Return the records that follow unaltered. Omit every picture.
════════════════════
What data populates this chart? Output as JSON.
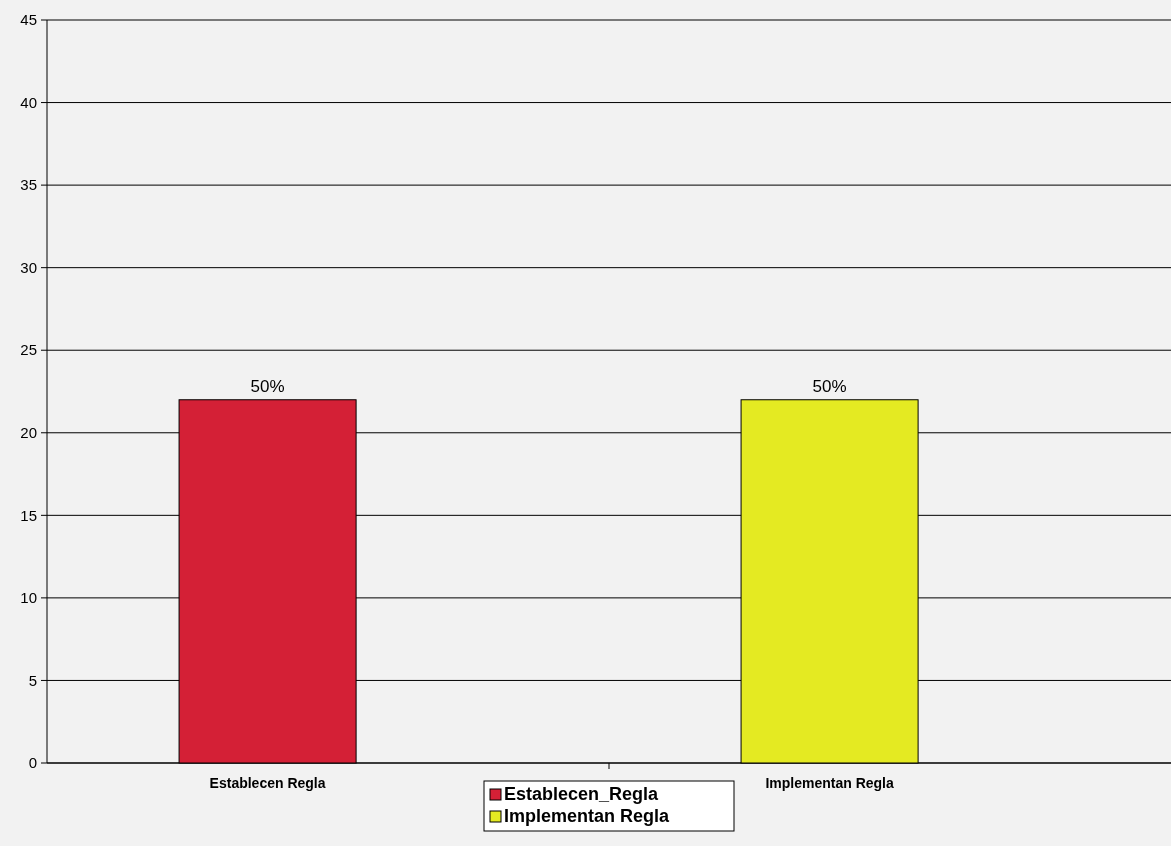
{
  "chart_data": {
    "type": "bar",
    "categories": [
      "Establecen Regla",
      "Implementan Regla"
    ],
    "series": [
      {
        "name": "Establecen_Regla",
        "color": "#d42036",
        "values": [
          22,
          null
        ]
      },
      {
        "name": "Implementan Regla",
        "color": "#e4ea22",
        "values": [
          null,
          22
        ]
      }
    ],
    "annotations": [
      {
        "text": "50%",
        "x": "Establecen Regla",
        "y": 22
      },
      {
        "text": "50%",
        "x": "Implementan Regla",
        "y": 22
      }
    ],
    "ylim": [
      0,
      45
    ],
    "yticks": [
      0,
      5,
      10,
      15,
      20,
      25,
      30,
      35,
      40,
      45
    ],
    "grid": "y",
    "legend": "bottom"
  }
}
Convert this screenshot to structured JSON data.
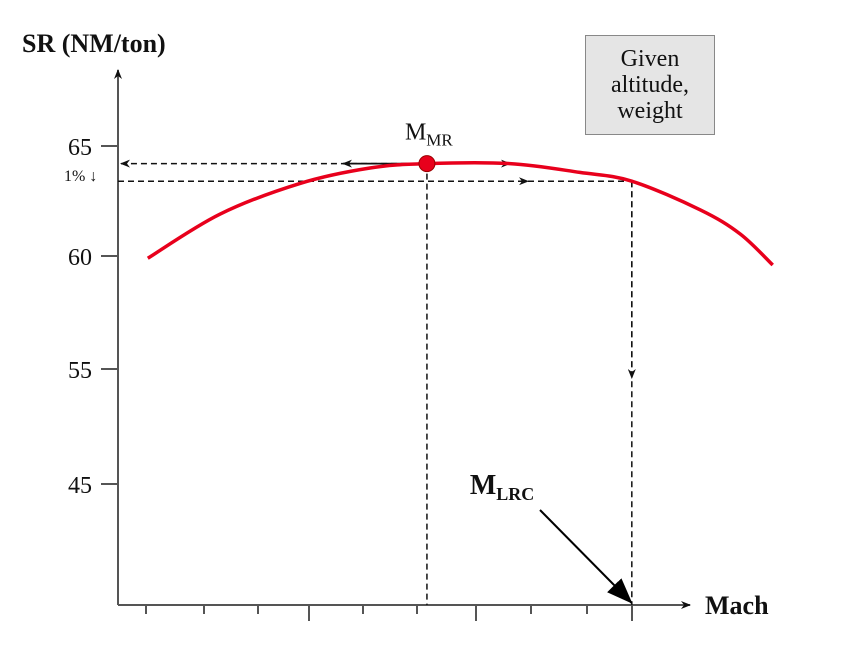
{
  "chart_data": {
    "type": "line",
    "ylabel": "SR (NM/ton)",
    "xlabel": "Mach",
    "y_ticks": [
      65,
      60,
      55,
      45
    ],
    "y_tick_labels": [
      "65",
      "60",
      "55",
      "45"
    ],
    "y_axis_broken_between": [
      45,
      55
    ],
    "x_tick_labels": [],
    "grid": false,
    "series": [
      {
        "color": "#e8001c",
        "points": [
          [
            0.55,
            59.9
          ],
          [
            1.88,
            61.9
          ],
          [
            3.36,
            63.3
          ],
          [
            4.65,
            64.0
          ],
          [
            5.7,
            64.2
          ],
          [
            7.23,
            64.2
          ],
          [
            8.52,
            63.8
          ],
          [
            9.48,
            63.4
          ],
          [
            10.74,
            62.1
          ],
          [
            11.48,
            61.0
          ],
          [
            12.08,
            59.6
          ]
        ]
      }
    ],
    "annotations": {
      "mmr": {
        "label": "M",
        "subscript": "MR",
        "x": 5.7,
        "y": 64.2
      },
      "mlrc": {
        "label": "M",
        "subscript": "LRC",
        "x": 9.48,
        "y": 63.4
      },
      "one_percent": "1% ↓",
      "condition_box": [
        "Given",
        "altitude,",
        "weight"
      ]
    }
  }
}
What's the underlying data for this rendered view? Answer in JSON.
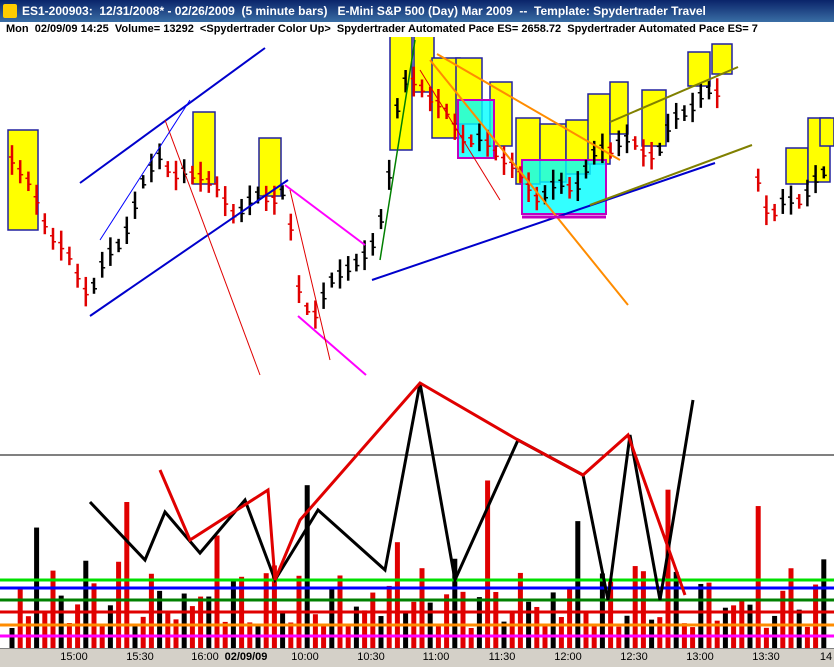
{
  "window": {
    "title": "ES1-200903:  12/31/2008* - 02/26/2009  (5 minute bars)   E-Mini S&P 500 (Day) Mar 2009  --  Template: Spydertrader Travel"
  },
  "info_line": "Mon  02/09/09 14:25  Volume= 13292  <Spydertrader Color Up>  Spydertrader Automated Pace ES= 2658.72  Spydertrader Automated Pace ES= 7",
  "time_axis": [
    "15:00",
    "15:30",
    "16:00",
    "02/09/09",
    "10:00",
    "10:30",
    "11:00",
    "11:30",
    "12:00",
    "12:30",
    "13:00",
    "13:30",
    "14"
  ]
}
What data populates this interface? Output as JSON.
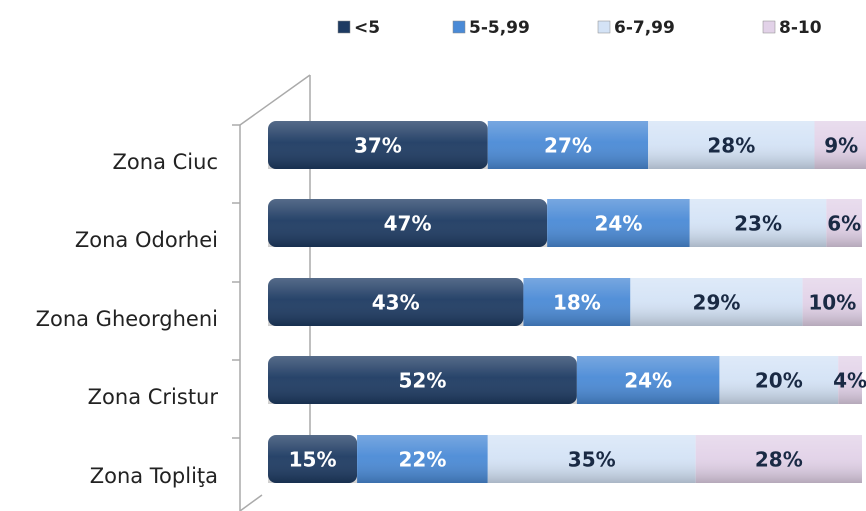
{
  "chart_data": {
    "type": "stacked-bar-horizontal",
    "categories": [
      "Zona Ciuc",
      "Zona Odorhei",
      "Zona Gheorgheni",
      "Zona Cristur",
      "Zona Topliţa"
    ],
    "series": [
      {
        "name": "<5",
        "color": "#1d3a62",
        "values": [
          37,
          47,
          43,
          52,
          15
        ],
        "value_labels": [
          "37%",
          "47%",
          "43%",
          "52%",
          "15%"
        ]
      },
      {
        "name": "5-5,99",
        "color": "#4a8ad6",
        "values": [
          27,
          24,
          18,
          24,
          22
        ],
        "value_labels": [
          "27%",
          "24%",
          "18%",
          "24%",
          "22%"
        ]
      },
      {
        "name": "6-7,99",
        "color": "#d4e3f6",
        "values": [
          28,
          23,
          29,
          20,
          35
        ],
        "value_labels": [
          "28%",
          "23%",
          "29%",
          "20%",
          "35%"
        ]
      },
      {
        "name": "8-10",
        "color": "#e2d2e8",
        "values": [
          9,
          6,
          10,
          4,
          28
        ],
        "value_labels": [
          "9%",
          "6%",
          "10%",
          "4%",
          "28%"
        ]
      }
    ],
    "legend": "top"
  }
}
════════════════════
RESULT:
What data populates this chart? Output as JSON.
{
  "chart_data": {
    "type": "bar",
    "categories": [
      "Establecen Regla",
      "Implementan Regla"
    ],
    "series": [
      {
        "name": "Establecen_Regla",
        "color": "#d42036",
        "values": [
          22,
          null
        ]
      },
      {
        "name": "Implementan Regla",
        "color": "#e4ea22",
        "values": [
          null,
          22
        ]
      }
    ],
    "annotations": [
      {
        "text": "50%",
        "x": "Establecen Regla",
        "y": 22
      },
      {
        "text": "50%",
        "x": "Implementan Regla",
        "y": 22
      }
    ],
    "ylim": [
      0,
      45
    ],
    "yticks": [
      0,
      5,
      10,
      15,
      20,
      25,
      30,
      35,
      40,
      45
    ],
    "grid": "y",
    "legend": "bottom"
  }
}
Convert this screenshot to structured JSON data.
{
  "chart_data": {
    "type": "line",
    "ylabel": "SR (NM/ton)",
    "xlabel": "Mach",
    "y_ticks": [
      65,
      60,
      55,
      45
    ],
    "y_tick_labels": [
      "65",
      "60",
      "55",
      "45"
    ],
    "y_axis_broken_between": [
      45,
      55
    ],
    "x_tick_labels": [],
    "grid": false,
    "series": [
      {
        "color": "#e8001c",
        "points": [
          [
            0.55,
            59.9
          ],
          [
            1.88,
            61.9
          ],
          [
            3.36,
            63.3
          ],
          [
            4.65,
            64.0
          ],
          [
            5.7,
            64.2
          ],
          [
            7.23,
            64.2
          ],
          [
            8.52,
            63.8
          ],
          [
            9.48,
            63.4
          ],
          [
            10.74,
            62.1
          ],
          [
            11.48,
            61.0
          ],
          [
            12.08,
            59.6
          ]
        ]
      }
    ],
    "annotations": {
      "mmr": {
        "label": "M",
        "subscript": "MR",
        "x": 5.7,
        "y": 64.2
      },
      "mlrc": {
        "label": "M",
        "subscript": "LRC",
        "x": 9.48,
        "y": 63.4
      },
      "one_percent": "1% ↓",
      "condition_box": [
        "Given",
        "altitude,",
        "weight"
      ]
    }
  }
}
What's the underlying data for this rendered view? Answer in JSON.
{
  "window": {
    "title": "ES1-200903:  12/31/2008* - 02/26/2009  (5 minute bars)   E-Mini S&P 500 (Day) Mar 2009  --  Template: Spydertrader Travel"
  },
  "info_line": "Mon  02/09/09 14:25  Volume= 13292  <Spydertrader Color Up>  Spydertrader Automated Pace ES= 2658.72  Spydertrader Automated Pace ES= 7",
  "time_axis": [
    "15:00",
    "15:30",
    "16:00",
    "02/09/09",
    "10:00",
    "10:30",
    "11:00",
    "11:30",
    "12:00",
    "12:30",
    "13:00",
    "13:30",
    "14"
  ]
}
What data populates this interface? Output as JSON.
{
  "chart_data": {
    "type": "stacked-bar-horizontal",
    "categories": [
      "Zona Ciuc",
      "Zona Odorhei",
      "Zona Gheorgheni",
      "Zona Cristur",
      "Zona Topliţa"
    ],
    "series": [
      {
        "name": "<5",
        "color": "#1d3a62",
        "values": [
          37,
          47,
          43,
          52,
          15
        ],
        "value_labels": [
          "37%",
          "47%",
          "43%",
          "52%",
          "15%"
        ]
      },
      {
        "name": "5-5,99",
        "color": "#4a8ad6",
        "values": [
          27,
          24,
          18,
          24,
          22
        ],
        "value_labels": [
          "27%",
          "24%",
          "18%",
          "24%",
          "22%"
        ]
      },
      {
        "name": "6-7,99",
        "color": "#d4e3f6",
        "values": [
          28,
          23,
          29,
          20,
          35
        ],
        "value_labels": [
          "28%",
          "23%",
          "29%",
          "20%",
          "35%"
        ]
      },
      {
        "name": "8-10",
        "color": "#e2d2e8",
        "values": [
          9,
          6,
          10,
          4,
          28
        ],
        "value_labels": [
          "9%",
          "6%",
          "10%",
          "4%",
          "28%"
        ]
      }
    ],
    "legend": "top"
  }
}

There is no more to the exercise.